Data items
========================================================================

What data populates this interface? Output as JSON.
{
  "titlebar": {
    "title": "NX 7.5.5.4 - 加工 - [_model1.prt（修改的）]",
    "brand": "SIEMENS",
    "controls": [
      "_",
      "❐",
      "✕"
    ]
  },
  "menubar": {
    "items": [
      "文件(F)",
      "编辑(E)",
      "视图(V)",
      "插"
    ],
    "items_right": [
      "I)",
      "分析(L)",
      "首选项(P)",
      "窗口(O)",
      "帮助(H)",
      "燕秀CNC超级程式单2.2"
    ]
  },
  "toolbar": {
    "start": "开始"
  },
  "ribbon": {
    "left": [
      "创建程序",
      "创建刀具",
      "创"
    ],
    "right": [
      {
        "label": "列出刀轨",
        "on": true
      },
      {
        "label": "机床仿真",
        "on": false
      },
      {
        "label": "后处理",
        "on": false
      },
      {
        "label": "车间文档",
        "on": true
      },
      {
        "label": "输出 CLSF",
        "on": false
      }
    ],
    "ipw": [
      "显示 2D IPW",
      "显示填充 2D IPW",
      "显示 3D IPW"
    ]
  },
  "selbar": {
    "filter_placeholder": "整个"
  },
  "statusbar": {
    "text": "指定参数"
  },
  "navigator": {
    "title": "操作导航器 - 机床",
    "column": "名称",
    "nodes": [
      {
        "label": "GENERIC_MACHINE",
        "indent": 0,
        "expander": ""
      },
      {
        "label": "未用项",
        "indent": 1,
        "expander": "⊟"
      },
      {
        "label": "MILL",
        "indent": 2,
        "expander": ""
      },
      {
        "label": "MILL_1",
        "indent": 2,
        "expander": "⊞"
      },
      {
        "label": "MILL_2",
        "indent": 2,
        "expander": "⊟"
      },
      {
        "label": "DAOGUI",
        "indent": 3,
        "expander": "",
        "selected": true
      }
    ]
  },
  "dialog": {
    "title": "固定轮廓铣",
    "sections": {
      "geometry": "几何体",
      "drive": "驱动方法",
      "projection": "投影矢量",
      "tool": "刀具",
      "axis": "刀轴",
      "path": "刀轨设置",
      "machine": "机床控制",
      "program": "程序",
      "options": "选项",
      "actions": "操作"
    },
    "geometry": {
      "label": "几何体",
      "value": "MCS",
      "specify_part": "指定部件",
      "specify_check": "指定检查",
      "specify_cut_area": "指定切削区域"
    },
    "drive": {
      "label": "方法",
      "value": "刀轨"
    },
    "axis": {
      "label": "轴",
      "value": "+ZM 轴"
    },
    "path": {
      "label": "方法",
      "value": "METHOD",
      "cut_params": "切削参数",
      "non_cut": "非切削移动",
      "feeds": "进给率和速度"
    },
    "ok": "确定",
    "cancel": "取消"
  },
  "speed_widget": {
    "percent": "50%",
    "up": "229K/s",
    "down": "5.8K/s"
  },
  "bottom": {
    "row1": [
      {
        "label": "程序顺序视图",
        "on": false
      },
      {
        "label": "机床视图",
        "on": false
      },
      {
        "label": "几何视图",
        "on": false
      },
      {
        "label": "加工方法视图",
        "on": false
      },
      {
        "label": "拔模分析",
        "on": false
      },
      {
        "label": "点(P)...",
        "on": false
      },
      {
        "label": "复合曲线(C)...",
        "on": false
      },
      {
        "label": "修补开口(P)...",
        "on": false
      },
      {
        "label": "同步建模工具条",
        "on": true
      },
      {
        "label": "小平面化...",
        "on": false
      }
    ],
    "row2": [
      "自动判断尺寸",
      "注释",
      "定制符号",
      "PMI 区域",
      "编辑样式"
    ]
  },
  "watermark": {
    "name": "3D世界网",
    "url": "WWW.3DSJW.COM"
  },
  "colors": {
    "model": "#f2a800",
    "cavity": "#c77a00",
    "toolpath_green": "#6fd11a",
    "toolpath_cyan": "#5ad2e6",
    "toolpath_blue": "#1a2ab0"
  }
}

========================================================================

▶ **WRITTEN EXERCISE**:
Extract the full listing and reproduce each line exactly.

▶ **OUTPUT OF THE EXERCISE**:
What data populates this interface? Output as JSON.
{
  "titlebar": {
    "title": "NX 7.5.5.4 - 加工 - [_model1.prt（修改的）]",
    "brand": "SIEMENS",
    "controls": [
      "_",
      "❐",
      "✕"
    ]
  },
  "menubar": {
    "items": [
      "文件(F)",
      "编辑(E)",
      "视图(V)",
      "插"
    ],
    "items_right": [
      "I)",
      "分析(L)",
      "首选项(P)",
      "窗口(O)",
      "帮助(H)",
      "燕秀CNC超级程式单2.2"
    ]
  },
  "toolbar": {
    "start": "开始"
  },
  "ribbon": {
    "left": [
      "创建程序",
      "创建刀具",
      "创"
    ],
    "right": [
      {
        "label": "列出刀轨",
        "on": true
      },
      {
        "label": "机床仿真",
        "on": false
      },
      {
        "label": "后处理",
        "on": false
      },
      {
        "label": "车间文档",
        "on": true
      },
      {
        "label": "输出 CLSF",
        "on": false
      }
    ],
    "ipw": [
      "显示 2D IPW",
      "显示填充 2D IPW",
      "显示 3D IPW"
    ]
  },
  "selbar": {
    "filter_placeholder": "整个"
  },
  "statusbar": {
    "text": "指定参数"
  },
  "navigator": {
    "title": "操作导航器 - 机床",
    "column": "名称",
    "nodes": [
      {
        "label": "GENERIC_MACHINE",
        "indent": 0,
        "expander": ""
      },
      {
        "label": "未用项",
        "indent": 1,
        "expander": "⊟"
      },
      {
        "label": "MILL",
        "indent": 2,
        "expander": ""
      },
      {
        "label": "MILL_1",
        "indent": 2,
        "expander": "⊞"
      },
      {
        "label": "MILL_2",
        "indent": 2,
        "expander": "⊟"
      },
      {
        "label": "DAOGUI",
        "indent": 3,
        "expander": "",
        "selected": true
      }
    ]
  },
  "dialog": {
    "title": "固定轮廓铣",
    "sections": {
      "geometry": "几何体",
      "drive": "驱动方法",
      "projection": "投影矢量",
      "tool": "刀具",
      "axis": "刀轴",
      "path": "刀轨设置",
      "machine": "机床控制",
      "program": "程序",
      "options": "选项",
      "actions": "操作"
    },
    "geometry": {
      "label": "几何体",
      "value": "MCS",
      "specify_part": "指定部件",
      "specify_check": "指定检查",
      "specify_cut_area": "指定切削区域"
    },
    "drive": {
      "label": "方法",
      "value": "刀轨"
    },
    "axis": {
      "label": "轴",
      "value": "+ZM 轴"
    },
    "path": {
      "label": "方法",
      "value": "METHOD",
      "cut_params": "切削参数",
      "non_cut": "非切削移动",
      "feeds": "进给率和速度"
    },
    "ok": "确定",
    "cancel": "取消"
  },
  "speed_widget": {
    "percent": "50%",
    "up": "229K/s",
    "down": "5.8K/s"
  },
  "bottom": {
    "row1": [
      {
        "label": "程序顺序视图",
        "on": false
      },
      {
        "label": "机床视图",
        "on": false
      },
      {
        "label": "几何视图",
        "on": false
      },
      {
        "label": "加工方法视图",
        "on": false
      },
      {
        "label": "拔模分析",
        "on": false
      },
      {
        "label": "点(P)...",
        "on": false
      },
      {
        "label": "复合曲线(C)...",
        "on": false
      },
      {
        "label": "修补开口(P)...",
        "on": false
      },
      {
        "label": "同步建模工具条",
        "on": true
      },
      {
        "label": "小平面化...",
        "on": false
      }
    ],
    "row2": [
      "自动判断尺寸",
      "注释",
      "定制符号",
      "PMI 区域",
      "编辑样式"
    ]
  },
  "watermark": {
    "name": "3D世界网",
    "url": "WWW.3DSJW.COM"
  },
  "colors": {
    "model": "#f2a800",
    "cavity": "#c77a00",
    "toolpath_green": "#6fd11a",
    "toolpath_cyan": "#5ad2e6",
    "toolpath_blue": "#1a2ab0"
  }
}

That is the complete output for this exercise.